Dataset listings of figures:
— start —
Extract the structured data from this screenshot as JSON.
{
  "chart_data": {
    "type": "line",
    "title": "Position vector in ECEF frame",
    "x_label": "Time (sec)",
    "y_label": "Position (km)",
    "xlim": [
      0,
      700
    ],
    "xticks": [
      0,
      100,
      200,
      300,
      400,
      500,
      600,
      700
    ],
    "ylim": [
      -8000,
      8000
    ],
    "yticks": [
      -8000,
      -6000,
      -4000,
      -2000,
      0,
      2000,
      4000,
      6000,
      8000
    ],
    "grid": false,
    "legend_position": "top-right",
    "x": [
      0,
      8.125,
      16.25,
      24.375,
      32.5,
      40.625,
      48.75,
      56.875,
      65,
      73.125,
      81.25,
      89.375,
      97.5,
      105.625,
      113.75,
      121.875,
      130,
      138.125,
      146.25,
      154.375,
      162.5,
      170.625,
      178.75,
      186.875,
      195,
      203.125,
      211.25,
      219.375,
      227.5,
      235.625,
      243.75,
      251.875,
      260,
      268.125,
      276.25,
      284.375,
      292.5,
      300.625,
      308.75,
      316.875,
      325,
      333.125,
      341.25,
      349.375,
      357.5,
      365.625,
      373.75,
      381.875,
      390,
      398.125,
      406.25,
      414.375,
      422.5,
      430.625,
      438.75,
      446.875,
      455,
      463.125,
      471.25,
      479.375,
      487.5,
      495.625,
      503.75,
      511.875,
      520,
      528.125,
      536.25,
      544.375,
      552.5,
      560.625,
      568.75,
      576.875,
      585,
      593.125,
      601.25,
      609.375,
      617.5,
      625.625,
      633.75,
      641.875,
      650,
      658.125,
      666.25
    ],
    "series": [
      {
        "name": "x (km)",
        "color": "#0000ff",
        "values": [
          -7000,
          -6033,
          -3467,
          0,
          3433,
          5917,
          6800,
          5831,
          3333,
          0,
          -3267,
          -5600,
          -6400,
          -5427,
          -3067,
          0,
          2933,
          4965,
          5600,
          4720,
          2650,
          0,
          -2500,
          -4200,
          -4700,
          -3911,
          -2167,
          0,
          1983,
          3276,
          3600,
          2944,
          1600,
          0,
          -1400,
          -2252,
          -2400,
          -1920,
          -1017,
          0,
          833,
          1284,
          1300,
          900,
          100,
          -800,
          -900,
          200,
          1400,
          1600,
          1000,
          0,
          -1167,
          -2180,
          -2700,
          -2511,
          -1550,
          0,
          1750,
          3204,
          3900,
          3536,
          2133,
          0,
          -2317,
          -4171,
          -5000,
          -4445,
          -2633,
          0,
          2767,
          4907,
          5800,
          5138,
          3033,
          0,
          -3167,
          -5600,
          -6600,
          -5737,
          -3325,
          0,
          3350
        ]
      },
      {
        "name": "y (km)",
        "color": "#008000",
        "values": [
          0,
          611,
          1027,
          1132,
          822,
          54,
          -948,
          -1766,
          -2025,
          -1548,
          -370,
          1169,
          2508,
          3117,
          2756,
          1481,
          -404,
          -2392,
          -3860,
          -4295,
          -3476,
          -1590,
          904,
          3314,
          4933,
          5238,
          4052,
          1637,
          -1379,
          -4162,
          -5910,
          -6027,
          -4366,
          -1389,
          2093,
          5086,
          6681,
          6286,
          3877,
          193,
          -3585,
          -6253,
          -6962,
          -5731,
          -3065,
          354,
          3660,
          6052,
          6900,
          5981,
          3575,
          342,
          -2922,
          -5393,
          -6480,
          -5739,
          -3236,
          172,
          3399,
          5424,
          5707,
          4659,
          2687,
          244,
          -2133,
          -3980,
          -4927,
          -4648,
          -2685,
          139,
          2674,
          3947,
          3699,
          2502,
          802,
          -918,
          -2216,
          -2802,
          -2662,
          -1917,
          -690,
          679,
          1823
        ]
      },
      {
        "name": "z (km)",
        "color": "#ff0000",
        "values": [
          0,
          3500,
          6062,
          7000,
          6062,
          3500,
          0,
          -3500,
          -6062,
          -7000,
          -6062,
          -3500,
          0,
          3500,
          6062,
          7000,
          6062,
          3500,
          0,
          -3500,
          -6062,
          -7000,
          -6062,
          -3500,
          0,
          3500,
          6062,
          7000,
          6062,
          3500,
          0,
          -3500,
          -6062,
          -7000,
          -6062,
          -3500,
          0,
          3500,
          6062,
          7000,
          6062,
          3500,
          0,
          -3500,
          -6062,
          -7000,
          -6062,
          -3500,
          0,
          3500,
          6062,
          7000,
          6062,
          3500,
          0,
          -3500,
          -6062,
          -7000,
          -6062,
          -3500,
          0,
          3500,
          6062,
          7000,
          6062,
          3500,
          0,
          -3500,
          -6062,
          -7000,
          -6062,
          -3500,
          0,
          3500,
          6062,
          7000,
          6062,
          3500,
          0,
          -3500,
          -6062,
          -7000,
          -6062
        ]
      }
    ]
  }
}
— end —
◆ **Required work**:
Output the lines above verbatim and in full.

◆ **Solution for this problem**:
Extract the structured data from this screenshot as JSON.
{
  "chart_data": {
    "type": "line",
    "title": "Position vector in ECEF frame",
    "x_label": "Time (sec)",
    "y_label": "Position (km)",
    "xlim": [
      0,
      700
    ],
    "xticks": [
      0,
      100,
      200,
      300,
      400,
      500,
      600,
      700
    ],
    "ylim": [
      -8000,
      8000
    ],
    "yticks": [
      -8000,
      -6000,
      -4000,
      -2000,
      0,
      2000,
      4000,
      6000,
      8000
    ],
    "grid": false,
    "legend_position": "top-right",
    "x": [
      0,
      8.125,
      16.25,
      24.375,
      32.5,
      40.625,
      48.75,
      56.875,
      65,
      73.125,
      81.25,
      89.375,
      97.5,
      105.625,
      113.75,
      121.875,
      130,
      138.125,
      146.25,
      154.375,
      162.5,
      170.625,
      178.75,
      186.875,
      195,
      203.125,
      211.25,
      219.375,
      227.5,
      235.625,
      243.75,
      251.875,
      260,
      268.125,
      276.25,
      284.375,
      292.5,
      300.625,
      308.75,
      316.875,
      325,
      333.125,
      341.25,
      349.375,
      357.5,
      365.625,
      373.75,
      381.875,
      390,
      398.125,
      406.25,
      414.375,
      422.5,
      430.625,
      438.75,
      446.875,
      455,
      463.125,
      471.25,
      479.375,
      487.5,
      495.625,
      503.75,
      511.875,
      520,
      528.125,
      536.25,
      544.375,
      552.5,
      560.625,
      568.75,
      576.875,
      585,
      593.125,
      601.25,
      609.375,
      617.5,
      625.625,
      633.75,
      641.875,
      650,
      658.125,
      666.25
    ],
    "series": [
      {
        "name": "x (km)",
        "color": "#0000ff",
        "values": [
          -7000,
          -6033,
          -3467,
          0,
          3433,
          5917,
          6800,
          5831,
          3333,
          0,
          -3267,
          -5600,
          -6400,
          -5427,
          -3067,
          0,
          2933,
          4965,
          5600,
          4720,
          2650,
          0,
          -2500,
          -4200,
          -4700,
          -3911,
          -2167,
          0,
          1983,
          3276,
          3600,
          2944,
          1600,
          0,
          -1400,
          -2252,
          -2400,
          -1920,
          -1017,
          0,
          833,
          1284,
          1300,
          900,
          100,
          -800,
          -900,
          200,
          1400,
          1600,
          1000,
          0,
          -1167,
          -2180,
          -2700,
          -2511,
          -1550,
          0,
          1750,
          3204,
          3900,
          3536,
          2133,
          0,
          -2317,
          -4171,
          -5000,
          -4445,
          -2633,
          0,
          2767,
          4907,
          5800,
          5138,
          3033,
          0,
          -3167,
          -5600,
          -6600,
          -5737,
          -3325,
          0,
          3350
        ]
      },
      {
        "name": "y (km)",
        "color": "#008000",
        "values": [
          0,
          611,
          1027,
          1132,
          822,
          54,
          -948,
          -1766,
          -2025,
          -1548,
          -370,
          1169,
          2508,
          3117,
          2756,
          1481,
          -404,
          -2392,
          -3860,
          -4295,
          -3476,
          -1590,
          904,
          3314,
          4933,
          5238,
          4052,
          1637,
          -1379,
          -4162,
          -5910,
          -6027,
          -4366,
          -1389,
          2093,
          5086,
          6681,
          6286,
          3877,
          193,
          -3585,
          -6253,
          -6962,
          -5731,
          -3065,
          354,
          3660,
          6052,
          6900,
          5981,
          3575,
          342,
          -2922,
          -5393,
          -6480,
          -5739,
          -3236,
          172,
          3399,
          5424,
          5707,
          4659,
          2687,
          244,
          -2133,
          -3980,
          -4927,
          -4648,
          -2685,
          139,
          2674,
          3947,
          3699,
          2502,
          802,
          -918,
          -2216,
          -2802,
          -2662,
          -1917,
          -690,
          679,
          1823
        ]
      },
      {
        "name": "z (km)",
        "color": "#ff0000",
        "values": [
          0,
          3500,
          6062,
          7000,
          6062,
          3500,
          0,
          -3500,
          -6062,
          -7000,
          -6062,
          -3500,
          0,
          3500,
          6062,
          7000,
          6062,
          3500,
          0,
          -3500,
          -6062,
          -7000,
          -6062,
          -3500,
          0,
          3500,
          6062,
          7000,
          6062,
          3500,
          0,
          -3500,
          -6062,
          -7000,
          -6062,
          -3500,
          0,
          3500,
          6062,
          7000,
          6062,
          3500,
          0,
          -3500,
          -6062,
          -7000,
          -6062,
          -3500,
          0,
          3500,
          6062,
          7000,
          6062,
          3500,
          0,
          -3500,
          -6062,
          -7000,
          -6062,
          -3500,
          0,
          3500,
          6062,
          7000,
          6062,
          3500,
          0,
          -3500,
          -6062,
          -7000,
          -6062,
          -3500,
          0,
          3500,
          6062,
          7000,
          6062,
          3500,
          0,
          -3500,
          -6062,
          -7000,
          -6062
        ]
      }
    ]
  }
}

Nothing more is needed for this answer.